* _WHAT IS ASKED_:
Transcribe the records that follow in their entirety, omitting any pictures.

* _AVAILABLE DATA_:
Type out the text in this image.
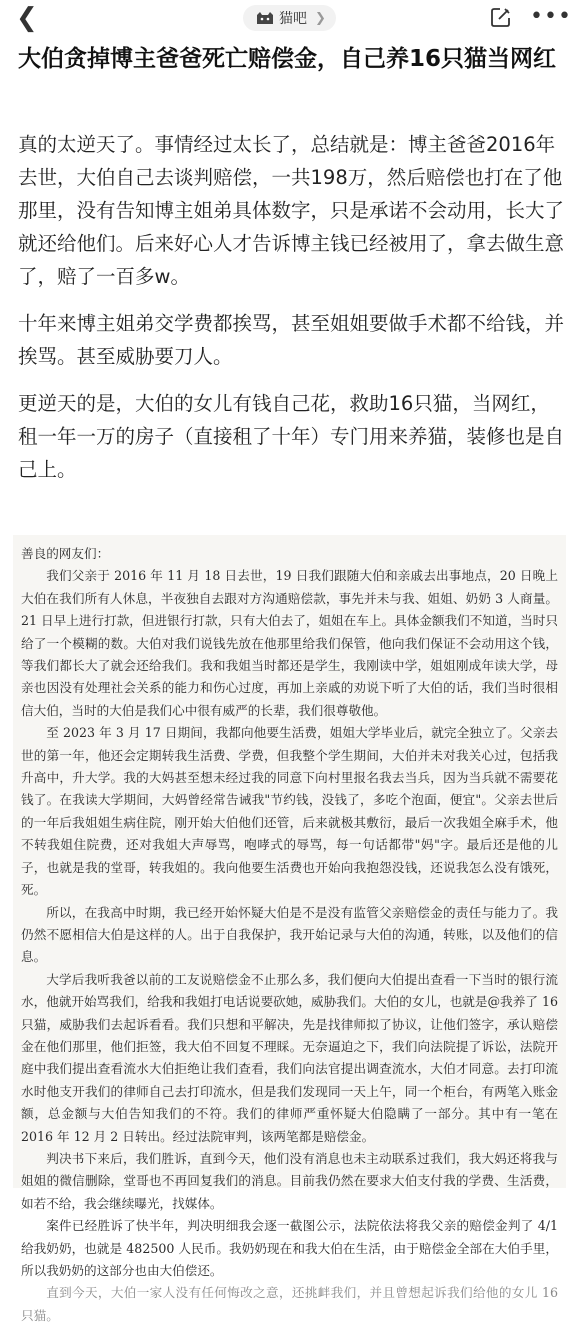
❮	猫吧 ❯	•••
大伯贪掉博主爸爸死亡赔偿金，自己养16只猫当网红

真的太逆天了。事情经过太长了，总结就是：博主爸爸2016年去世，大伯自己去谈判赔偿，一共198万，然后赔偿也打在了他那里，没有告知博主姐弟具体数字，只是承诺不会动用，长大了就还给他们。后来好心人才告诉博主钱已经被用了，拿去做生意了，赔了一百多w。

十年来博主姐弟交学费都挨骂，甚至姐姐要做手术都不给钱，并挨骂。甚至威胁要刀人。

更逆天的是，大伯的女儿有钱自己花，救助16只猫，当网红，租一年一万的房子（直接租了十年）专门用来养猫，装修也是自己上。

善良的网友们：

我们父亲于 2016 年 11 月 18 日去世，19 日我们跟随大伯和亲戚去出事地点，20 日晚上大伯在我们所有人休息，半夜独自去跟对方沟通赔偿款，事先并未与我、姐姐、奶奶 3 人商量。21 日早上进行打款，但进银行打款，只有大伯去了，姐姐在车上。具体金额我们不知道，当时只给了一个模糊的数。大伯对我们说钱先放在他那里给我们保管，他向我们保证不会动用这个钱，等我们都长大了就会还给我们。我和我姐当时都还是学生，我刚读中学，姐姐刚成年读大学，母亲也因没有处理社会关系的能力和伤心过度，再加上亲戚的劝说下听了大伯的话，我们当时很相信大伯，当时的大伯是我们心中很有威严的长辈，我们很尊敬他。

至 2023 年 3 月 17 日期间，我都向他要生活费，姐姐大学毕业后，就完全独立了。父亲去世的第一年，他还会定期转我生活费、学费，但我整个学生期间，大伯并未对我关心过，包括我升高中，升大学。我的大妈甚至想未经过我的同意下向村里报名我去当兵，因为当兵就不需要花钱了。在我读大学期间，大妈曾经常告诫我"节约钱，没钱了，多吃个泡面，便宜"。父亲去世后的一年后我姐姐生病住院，刚开始大伯他们还管，后来就极其敷衍，最后一次我姐全麻手术，他不转我姐住院费，还对我姐大声辱骂，咆哮式的辱骂，每一句话都带"妈"字。最后还是他的儿子，也就是我的堂哥，转我姐的。我向他要生活费也开始向我抱怨没钱，还说我怎么没有饿死，死。

所以，在我高中时期，我已经开始怀疑大伯是不是没有监管父亲赔偿金的责任与能力了。我仍然不愿相信大伯是这样的人。出于自我保护，我开始记录与大伯的沟通，转账，以及他们的信息。

大学后我听我爸以前的工友说赔偿金不止那么多，我们便向大伯提出查看一下当时的银行流水，他就开始骂我们，给我和我姐打电话说要砍她，威胁我们。大伯的女儿，也就是@我养了 16 只猫，威胁我们去起诉看看。我们只想和平解决，先是找律师拟了协议，让他们签字，承认赔偿金在他们那里，他们拒签，我大伯不回复不理睬。无奈逼迫之下，我们向法院提了诉讼，法院开庭中我们提出查看流水大伯拒绝让我们查看，我们向法官提出调查流水，大伯才同意。去打印流水时他支开我们的律师自己去打印流水，但是我们发现同一天上午，同一个柜台，有两笔入账金额，总金额与大伯告知我们的不符。我们的律师严重怀疑大伯隐瞒了一部分。其中有一笔在 2016 年 12 月 2 日转出。经过法院审判，该两笔都是赔偿金。

判决书下来后，我们胜诉，直到今天，他们没有消息也未主动联系过我们，我大妈还将我与姐姐的微信删除，堂哥也不再回复我们的消息。目前我仍然在要求大伯支付我的学费、生活费，如若不给，我会继续曝光，找媒体。

案件已经胜诉了快半年，判决明细我会逐一截图公示，法院依法将我父亲的赔偿金判了 4/1 给我奶奶，也就是 482500 人民币。我奶奶现在和我大伯在生活，由于赔偿金全部在大伯手里，所以我奶奶的这部分也由大伯偿还。

直到今天，大伯一家人没有任何悔改之意，还挑衅我们，并且曾想起诉我们给他的女儿 16 只猫。
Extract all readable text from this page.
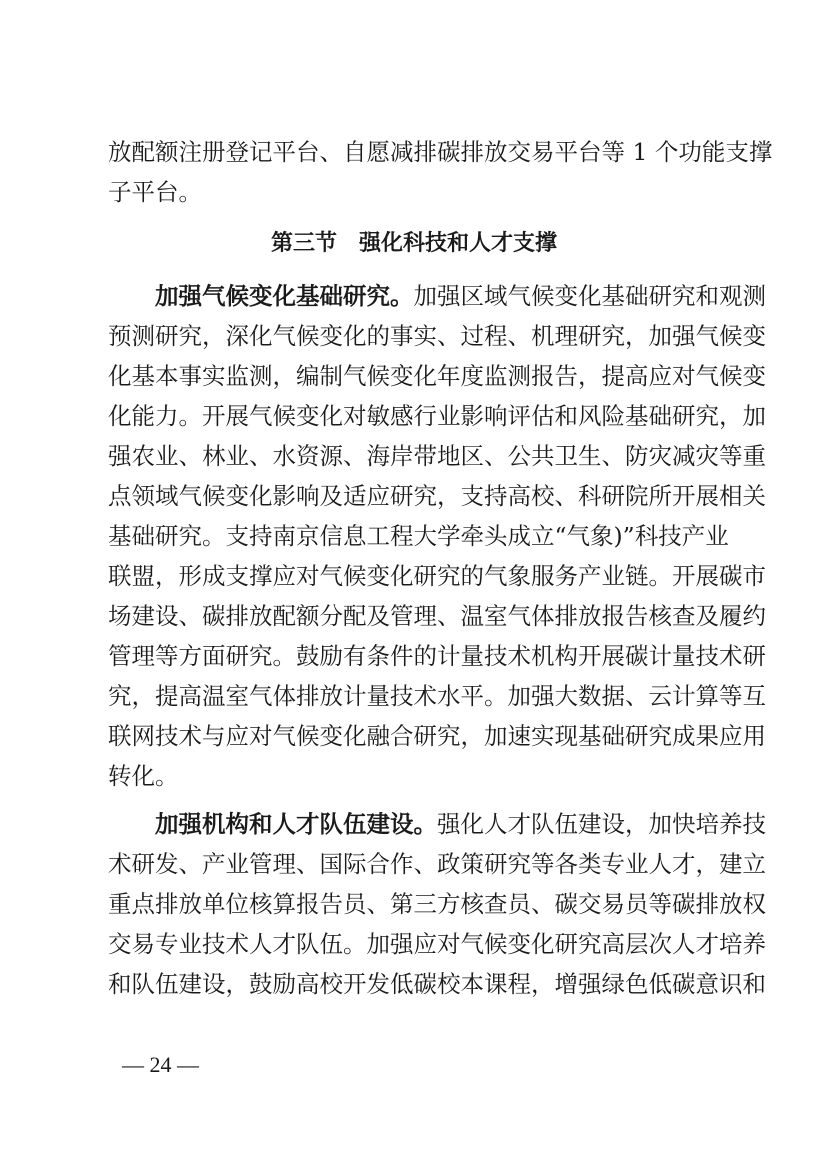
放配额注册登记平台、自愿减排碳排放交易平台等 1 个功能支撑
子平台。
第三节　强化科技和人才支撑
加强气候变化基础研究。加强区域气候变化基础研究和观测
预测研究，深化气候变化的事实、过程、机理研究，加强气候变
化基本事实监测，编制气候变化年度监测报告，提高应对气候变
化能力。开展气候变化对敏感行业影响评估和风险基础研究，加
强农业、林业、水资源、海岸带地区、公共卫生、防灾减灾等重
点领域气候变化影响及适应研究，支持高校、科研院所开展相关
基础研究。支持南京信息工程大学牵头成立“气象)”科技产业
联盟，形成支撑应对气候变化研究的气象服务产业链。开展碳市
场建设、碳排放配额分配及管理、温室气体排放报告核查及履约
管理等方面研究。鼓励有条件的计量技术机构开展碳计量技术研
究，提高温室气体排放计量技术水平。加强大数据、云计算等互
联网技术与应对气候变化融合研究，加速实现基础研究成果应用
转化。
加强机构和人才队伍建设。强化人才队伍建设，加快培养技
术研发、产业管理、国际合作、政策研究等各类专业人才，建立
重点排放单位核算报告员、第三方核查员、碳交易员等碳排放权
交易专业技术人才队伍。加强应对气候变化研究高层次人才培养
和队伍建设，鼓励高校开发低碳校本课程，增强绿色低碳意识和
— 24 —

* _EXERCISE RESULT_:
Type out the text in this image.
❮	猫吧 ❯	•••
大伯贪掉博主爸爸死亡赔偿金，自己养16只猫当网红

真的太逆天了。事情经过太长了，总结就是：博主爸爸2016年去世，大伯自己去谈判赔偿，一共198万，然后赔偿也打在了他那里，没有告知博主姐弟具体数字，只是承诺不会动用，长大了就还给他们。后来好心人才告诉博主钱已经被用了，拿去做生意了，赔了一百多w。

十年来博主姐弟交学费都挨骂，甚至姐姐要做手术都不给钱，并挨骂。甚至威胁要刀人。

更逆天的是，大伯的女儿有钱自己花，救助16只猫，当网红，租一年一万的房子（直接租了十年）专门用来养猫，装修也是自己上。

善良的网友们：

我们父亲于 2016 年 11 月 18 日去世，19 日我们跟随大伯和亲戚去出事地点，20 日晚上大伯在我们所有人休息，半夜独自去跟对方沟通赔偿款，事先并未与我、姐姐、奶奶 3 人商量。21 日早上进行打款，但进银行打款，只有大伯去了，姐姐在车上。具体金额我们不知道，当时只给了一个模糊的数。大伯对我们说钱先放在他那里给我们保管，他向我们保证不会动用这个钱，等我们都长大了就会还给我们。我和我姐当时都还是学生，我刚读中学，姐姐刚成年读大学，母亲也因没有处理社会关系的能力和伤心过度，再加上亲戚的劝说下听了大伯的话，我们当时很相信大伯，当时的大伯是我们心中很有威严的长辈，我们很尊敬他。

至 2023 年 3 月 17 日期间，我都向他要生活费，姐姐大学毕业后，就完全独立了。父亲去世的第一年，他还会定期转我生活费、学费，但我整个学生期间，大伯并未对我关心过，包括我升高中，升大学。我的大妈甚至想未经过我的同意下向村里报名我去当兵，因为当兵就不需要花钱了。在我读大学期间，大妈曾经常告诫我"节约钱，没钱了，多吃个泡面，便宜"。父亲去世后的一年后我姐姐生病住院，刚开始大伯他们还管，后来就极其敷衍，最后一次我姐全麻手术，他不转我姐住院费，还对我姐大声辱骂，咆哮式的辱骂，每一句话都带"妈"字。最后还是他的儿子，也就是我的堂哥，转我姐的。我向他要生活费也开始向我抱怨没钱，还说我怎么没有饿死，死。

所以，在我高中时期，我已经开始怀疑大伯是不是没有监管父亲赔偿金的责任与能力了。我仍然不愿相信大伯是这样的人。出于自我保护，我开始记录与大伯的沟通，转账，以及他们的信息。

大学后我听我爸以前的工友说赔偿金不止那么多，我们便向大伯提出查看一下当时的银行流水，他就开始骂我们，给我和我姐打电话说要砍她，威胁我们。大伯的女儿，也就是@我养了 16 只猫，威胁我们去起诉看看。我们只想和平解决，先是找律师拟了协议，让他们签字，承认赔偿金在他们那里，他们拒签，我大伯不回复不理睬。无奈逼迫之下，我们向法院提了诉讼，法院开庭中我们提出查看流水大伯拒绝让我们查看，我们向法官提出调查流水，大伯才同意。去打印流水时他支开我们的律师自己去打印流水，但是我们发现同一天上午，同一个柜台，有两笔入账金额，总金额与大伯告知我们的不符。我们的律师严重怀疑大伯隐瞒了一部分。其中有一笔在 2016 年 12 月 2 日转出。经过法院审判，该两笔都是赔偿金。

判决书下来后，我们胜诉，直到今天，他们没有消息也未主动联系过我们，我大妈还将我与姐姐的微信删除，堂哥也不再回复我们的消息。目前我仍然在要求大伯支付我的学费、生活费，如若不给，我会继续曝光，找媒体。

案件已经胜诉了快半年，判决明细我会逐一截图公示，法院依法将我父亲的赔偿金判了 4/1 给我奶奶，也就是 482500 人民币。我奶奶现在和我大伯在生活，由于赔偿金全部在大伯手里，所以我奶奶的这部分也由大伯偿还。

直到今天，大伯一家人没有任何悔改之意，还挑衅我们，并且曾想起诉我们给他的女儿 16 只猫。
Extract all readable text from this page.
放配额注册登记平台、自愿减排碳排放交易平台等 1 个功能支撑
子平台。
第三节　强化科技和人才支撑
加强气候变化基础研究。加强区域气候变化基础研究和观测
预测研究，深化气候变化的事实、过程、机理研究，加强气候变
化基本事实监测，编制气候变化年度监测报告，提高应对气候变
化能力。开展气候变化对敏感行业影响评估和风险基础研究，加
强农业、林业、水资源、海岸带地区、公共卫生、防灾减灾等重
点领域气候变化影响及适应研究，支持高校、科研院所开展相关
基础研究。支持南京信息工程大学牵头成立“气象)”科技产业
联盟，形成支撑应对气候变化研究的气象服务产业链。开展碳市
场建设、碳排放配额分配及管理、温室气体排放报告核查及履约
管理等方面研究。鼓励有条件的计量技术机构开展碳计量技术研
究，提高温室气体排放计量技术水平。加强大数据、云计算等互
联网技术与应对气候变化融合研究，加速实现基础研究成果应用
转化。
加强机构和人才队伍建设。强化人才队伍建设，加快培养技
术研发、产业管理、国际合作、政策研究等各类专业人才，建立
重点排放单位核算报告员、第三方核查员、碳交易员等碳排放权
交易专业技术人才队伍。加强应对气候变化研究高层次人才培养
和队伍建设，鼓励高校开发低碳校本课程，增强绿色低碳意识和
— 24 —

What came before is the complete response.